Set problem | "sont" appears in how many lines of the entries? State only the number.

##########

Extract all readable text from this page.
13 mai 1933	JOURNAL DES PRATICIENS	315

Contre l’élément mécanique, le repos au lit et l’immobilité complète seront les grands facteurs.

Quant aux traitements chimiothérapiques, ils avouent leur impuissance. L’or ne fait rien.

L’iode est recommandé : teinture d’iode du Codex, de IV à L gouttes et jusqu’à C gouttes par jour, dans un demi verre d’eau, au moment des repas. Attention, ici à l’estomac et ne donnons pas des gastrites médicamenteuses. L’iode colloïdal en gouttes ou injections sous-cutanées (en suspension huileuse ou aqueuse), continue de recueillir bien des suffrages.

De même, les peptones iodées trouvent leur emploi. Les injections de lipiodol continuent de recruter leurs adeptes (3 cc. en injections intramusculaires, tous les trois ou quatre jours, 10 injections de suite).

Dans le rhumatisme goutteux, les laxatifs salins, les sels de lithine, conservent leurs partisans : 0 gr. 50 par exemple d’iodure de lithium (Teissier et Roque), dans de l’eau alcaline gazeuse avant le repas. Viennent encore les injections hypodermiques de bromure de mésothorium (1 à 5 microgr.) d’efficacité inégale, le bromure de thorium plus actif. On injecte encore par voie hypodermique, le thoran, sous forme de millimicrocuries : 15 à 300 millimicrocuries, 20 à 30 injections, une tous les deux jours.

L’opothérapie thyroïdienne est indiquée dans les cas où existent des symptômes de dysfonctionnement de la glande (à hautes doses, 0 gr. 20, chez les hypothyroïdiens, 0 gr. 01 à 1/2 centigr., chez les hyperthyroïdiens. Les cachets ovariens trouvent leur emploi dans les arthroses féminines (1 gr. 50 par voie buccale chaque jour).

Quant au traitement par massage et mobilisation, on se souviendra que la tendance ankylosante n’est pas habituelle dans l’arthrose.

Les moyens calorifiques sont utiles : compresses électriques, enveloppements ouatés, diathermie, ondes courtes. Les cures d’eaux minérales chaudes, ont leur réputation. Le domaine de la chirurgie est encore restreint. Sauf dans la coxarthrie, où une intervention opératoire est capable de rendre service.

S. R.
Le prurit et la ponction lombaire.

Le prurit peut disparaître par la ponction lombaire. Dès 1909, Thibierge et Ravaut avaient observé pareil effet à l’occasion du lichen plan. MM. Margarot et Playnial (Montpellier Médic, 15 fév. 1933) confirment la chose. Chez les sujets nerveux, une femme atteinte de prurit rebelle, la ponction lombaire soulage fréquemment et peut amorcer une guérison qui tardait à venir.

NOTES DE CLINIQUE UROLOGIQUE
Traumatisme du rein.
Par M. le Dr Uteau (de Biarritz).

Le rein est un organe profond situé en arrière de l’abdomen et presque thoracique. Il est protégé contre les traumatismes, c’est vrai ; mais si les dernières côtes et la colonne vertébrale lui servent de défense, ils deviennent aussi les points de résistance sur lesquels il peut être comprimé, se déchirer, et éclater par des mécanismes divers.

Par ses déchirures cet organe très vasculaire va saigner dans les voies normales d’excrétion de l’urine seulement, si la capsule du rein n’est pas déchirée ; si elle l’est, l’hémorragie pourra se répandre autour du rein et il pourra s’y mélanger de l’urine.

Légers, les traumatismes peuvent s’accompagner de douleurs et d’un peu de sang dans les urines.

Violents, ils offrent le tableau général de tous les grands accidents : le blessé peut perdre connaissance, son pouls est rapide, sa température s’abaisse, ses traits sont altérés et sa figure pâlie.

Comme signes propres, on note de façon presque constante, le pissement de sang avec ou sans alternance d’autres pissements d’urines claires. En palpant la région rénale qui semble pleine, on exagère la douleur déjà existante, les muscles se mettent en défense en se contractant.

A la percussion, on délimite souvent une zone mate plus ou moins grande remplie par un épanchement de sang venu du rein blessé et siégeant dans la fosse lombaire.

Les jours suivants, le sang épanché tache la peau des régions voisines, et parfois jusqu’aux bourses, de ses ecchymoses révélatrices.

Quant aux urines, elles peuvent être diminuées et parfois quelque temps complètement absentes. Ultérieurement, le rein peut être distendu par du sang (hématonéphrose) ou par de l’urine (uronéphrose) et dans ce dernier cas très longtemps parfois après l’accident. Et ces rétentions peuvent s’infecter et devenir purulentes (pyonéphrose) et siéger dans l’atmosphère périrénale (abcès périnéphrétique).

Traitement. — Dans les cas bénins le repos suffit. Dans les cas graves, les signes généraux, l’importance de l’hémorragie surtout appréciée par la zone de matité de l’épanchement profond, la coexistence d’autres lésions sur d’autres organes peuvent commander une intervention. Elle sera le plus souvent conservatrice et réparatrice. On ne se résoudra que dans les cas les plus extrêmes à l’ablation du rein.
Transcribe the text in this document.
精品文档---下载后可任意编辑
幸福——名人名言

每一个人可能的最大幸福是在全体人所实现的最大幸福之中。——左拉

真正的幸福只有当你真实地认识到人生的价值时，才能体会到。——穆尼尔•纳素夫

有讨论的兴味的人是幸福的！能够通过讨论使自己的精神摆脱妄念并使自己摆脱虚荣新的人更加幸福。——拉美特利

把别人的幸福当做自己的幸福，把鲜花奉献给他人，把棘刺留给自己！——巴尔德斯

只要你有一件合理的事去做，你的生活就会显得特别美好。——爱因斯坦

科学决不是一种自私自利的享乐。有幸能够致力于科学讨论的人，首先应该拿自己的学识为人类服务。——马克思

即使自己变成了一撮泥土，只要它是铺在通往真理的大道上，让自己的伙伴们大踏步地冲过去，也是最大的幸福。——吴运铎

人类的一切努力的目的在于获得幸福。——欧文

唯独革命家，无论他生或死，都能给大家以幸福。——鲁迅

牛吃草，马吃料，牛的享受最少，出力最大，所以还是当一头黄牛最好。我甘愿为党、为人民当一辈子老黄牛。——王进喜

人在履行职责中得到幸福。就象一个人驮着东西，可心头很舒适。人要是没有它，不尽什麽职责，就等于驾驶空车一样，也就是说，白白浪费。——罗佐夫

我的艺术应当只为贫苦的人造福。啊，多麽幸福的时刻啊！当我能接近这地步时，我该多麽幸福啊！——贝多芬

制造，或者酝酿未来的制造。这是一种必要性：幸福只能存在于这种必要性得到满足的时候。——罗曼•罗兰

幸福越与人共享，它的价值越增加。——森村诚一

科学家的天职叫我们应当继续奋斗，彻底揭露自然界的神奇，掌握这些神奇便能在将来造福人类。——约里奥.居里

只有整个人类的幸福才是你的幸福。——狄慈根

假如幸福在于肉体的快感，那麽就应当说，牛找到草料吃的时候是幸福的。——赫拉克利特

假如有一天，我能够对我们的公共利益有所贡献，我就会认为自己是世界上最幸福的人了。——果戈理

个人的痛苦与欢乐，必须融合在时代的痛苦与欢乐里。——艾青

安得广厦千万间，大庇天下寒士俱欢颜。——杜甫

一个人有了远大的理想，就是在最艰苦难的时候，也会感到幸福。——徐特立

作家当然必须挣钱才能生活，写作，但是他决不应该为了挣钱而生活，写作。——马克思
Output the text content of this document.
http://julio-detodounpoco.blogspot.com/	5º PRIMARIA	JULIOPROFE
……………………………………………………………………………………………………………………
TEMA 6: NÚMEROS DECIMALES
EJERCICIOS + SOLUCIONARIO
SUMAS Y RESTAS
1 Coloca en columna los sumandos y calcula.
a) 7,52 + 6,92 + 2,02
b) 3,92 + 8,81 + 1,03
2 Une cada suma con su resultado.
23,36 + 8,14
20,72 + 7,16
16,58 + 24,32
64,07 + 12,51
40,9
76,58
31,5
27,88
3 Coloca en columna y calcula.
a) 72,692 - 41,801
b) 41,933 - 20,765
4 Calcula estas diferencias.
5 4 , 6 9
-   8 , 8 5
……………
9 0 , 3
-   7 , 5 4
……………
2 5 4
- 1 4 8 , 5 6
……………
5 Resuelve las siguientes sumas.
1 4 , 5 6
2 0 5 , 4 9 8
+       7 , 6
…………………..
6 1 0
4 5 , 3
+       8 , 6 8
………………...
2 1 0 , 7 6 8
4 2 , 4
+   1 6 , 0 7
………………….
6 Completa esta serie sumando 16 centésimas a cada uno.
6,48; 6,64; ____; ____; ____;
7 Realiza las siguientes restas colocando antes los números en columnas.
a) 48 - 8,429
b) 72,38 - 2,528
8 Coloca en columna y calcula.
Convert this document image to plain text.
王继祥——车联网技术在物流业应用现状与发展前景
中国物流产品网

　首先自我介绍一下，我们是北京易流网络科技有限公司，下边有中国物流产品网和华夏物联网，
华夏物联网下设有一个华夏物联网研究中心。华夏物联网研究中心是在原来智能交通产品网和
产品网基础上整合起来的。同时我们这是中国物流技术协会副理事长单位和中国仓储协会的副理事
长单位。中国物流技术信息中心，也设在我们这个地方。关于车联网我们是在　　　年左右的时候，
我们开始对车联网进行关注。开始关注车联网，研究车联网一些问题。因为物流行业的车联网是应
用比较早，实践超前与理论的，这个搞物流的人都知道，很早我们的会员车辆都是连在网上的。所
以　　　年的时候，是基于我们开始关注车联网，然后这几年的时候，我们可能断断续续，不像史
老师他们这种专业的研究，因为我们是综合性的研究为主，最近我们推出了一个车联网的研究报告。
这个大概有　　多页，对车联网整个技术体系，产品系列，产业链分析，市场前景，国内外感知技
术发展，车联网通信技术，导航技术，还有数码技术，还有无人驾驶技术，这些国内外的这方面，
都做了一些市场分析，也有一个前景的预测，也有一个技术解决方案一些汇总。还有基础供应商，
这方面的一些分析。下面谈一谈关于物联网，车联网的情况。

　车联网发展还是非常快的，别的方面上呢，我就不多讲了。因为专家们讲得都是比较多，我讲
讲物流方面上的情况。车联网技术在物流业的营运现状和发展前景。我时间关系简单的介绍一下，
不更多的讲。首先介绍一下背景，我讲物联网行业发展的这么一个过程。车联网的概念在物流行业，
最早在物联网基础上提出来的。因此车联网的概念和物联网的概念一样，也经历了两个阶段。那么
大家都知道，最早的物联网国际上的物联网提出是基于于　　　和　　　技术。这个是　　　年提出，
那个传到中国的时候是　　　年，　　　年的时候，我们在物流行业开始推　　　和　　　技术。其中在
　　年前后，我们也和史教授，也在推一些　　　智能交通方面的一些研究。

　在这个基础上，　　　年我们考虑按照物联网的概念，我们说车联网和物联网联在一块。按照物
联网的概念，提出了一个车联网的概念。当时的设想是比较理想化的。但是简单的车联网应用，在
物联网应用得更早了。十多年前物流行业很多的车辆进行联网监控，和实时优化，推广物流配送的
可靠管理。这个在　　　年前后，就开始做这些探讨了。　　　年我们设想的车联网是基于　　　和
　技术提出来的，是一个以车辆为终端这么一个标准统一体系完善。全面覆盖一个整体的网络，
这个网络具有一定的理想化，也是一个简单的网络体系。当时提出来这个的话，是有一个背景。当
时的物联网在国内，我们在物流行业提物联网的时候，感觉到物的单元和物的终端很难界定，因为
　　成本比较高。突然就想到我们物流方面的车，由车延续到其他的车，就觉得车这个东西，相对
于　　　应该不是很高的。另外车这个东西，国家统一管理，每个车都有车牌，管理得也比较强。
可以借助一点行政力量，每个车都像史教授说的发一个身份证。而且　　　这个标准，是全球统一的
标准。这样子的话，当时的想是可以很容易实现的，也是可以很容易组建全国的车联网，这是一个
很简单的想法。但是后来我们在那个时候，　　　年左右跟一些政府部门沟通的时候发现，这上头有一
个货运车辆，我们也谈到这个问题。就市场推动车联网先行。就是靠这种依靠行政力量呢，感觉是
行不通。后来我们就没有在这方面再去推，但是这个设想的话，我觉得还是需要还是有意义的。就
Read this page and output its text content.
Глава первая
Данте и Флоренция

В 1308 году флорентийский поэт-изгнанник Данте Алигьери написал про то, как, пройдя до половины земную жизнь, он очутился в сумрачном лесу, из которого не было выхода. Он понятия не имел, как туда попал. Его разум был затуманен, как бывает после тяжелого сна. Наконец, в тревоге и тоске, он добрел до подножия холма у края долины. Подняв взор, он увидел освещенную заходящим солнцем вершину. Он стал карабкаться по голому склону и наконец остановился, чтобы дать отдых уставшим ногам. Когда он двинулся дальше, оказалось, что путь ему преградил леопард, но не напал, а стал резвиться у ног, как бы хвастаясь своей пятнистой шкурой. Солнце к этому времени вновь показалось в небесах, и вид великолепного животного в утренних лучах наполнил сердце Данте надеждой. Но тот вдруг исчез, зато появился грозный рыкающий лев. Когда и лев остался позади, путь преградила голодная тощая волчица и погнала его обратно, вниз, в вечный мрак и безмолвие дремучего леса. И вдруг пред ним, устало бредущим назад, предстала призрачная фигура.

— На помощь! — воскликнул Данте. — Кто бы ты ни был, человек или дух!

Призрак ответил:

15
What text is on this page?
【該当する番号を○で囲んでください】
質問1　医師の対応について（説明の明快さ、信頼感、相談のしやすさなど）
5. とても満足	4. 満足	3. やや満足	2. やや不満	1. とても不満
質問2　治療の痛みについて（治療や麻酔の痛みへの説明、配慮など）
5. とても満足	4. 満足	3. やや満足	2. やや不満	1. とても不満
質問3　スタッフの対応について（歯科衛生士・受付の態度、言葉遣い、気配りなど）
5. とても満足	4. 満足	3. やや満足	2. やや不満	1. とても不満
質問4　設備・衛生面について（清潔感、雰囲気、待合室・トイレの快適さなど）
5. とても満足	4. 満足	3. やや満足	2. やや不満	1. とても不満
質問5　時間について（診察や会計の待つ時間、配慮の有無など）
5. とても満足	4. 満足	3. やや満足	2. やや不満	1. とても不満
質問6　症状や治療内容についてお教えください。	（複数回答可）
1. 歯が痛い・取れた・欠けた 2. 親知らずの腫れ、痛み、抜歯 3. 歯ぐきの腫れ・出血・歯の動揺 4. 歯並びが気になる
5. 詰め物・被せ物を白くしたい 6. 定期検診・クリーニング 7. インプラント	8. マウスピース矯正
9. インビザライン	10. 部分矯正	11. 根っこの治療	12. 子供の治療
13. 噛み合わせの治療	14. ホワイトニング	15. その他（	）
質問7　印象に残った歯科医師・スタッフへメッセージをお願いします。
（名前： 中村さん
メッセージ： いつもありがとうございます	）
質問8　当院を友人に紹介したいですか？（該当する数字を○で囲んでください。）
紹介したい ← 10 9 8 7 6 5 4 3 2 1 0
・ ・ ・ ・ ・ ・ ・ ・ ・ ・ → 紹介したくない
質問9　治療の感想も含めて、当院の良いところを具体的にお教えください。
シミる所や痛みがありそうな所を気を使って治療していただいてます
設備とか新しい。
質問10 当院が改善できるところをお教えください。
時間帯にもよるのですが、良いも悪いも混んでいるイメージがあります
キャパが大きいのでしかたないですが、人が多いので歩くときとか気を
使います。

##########

Response for this exercise | 2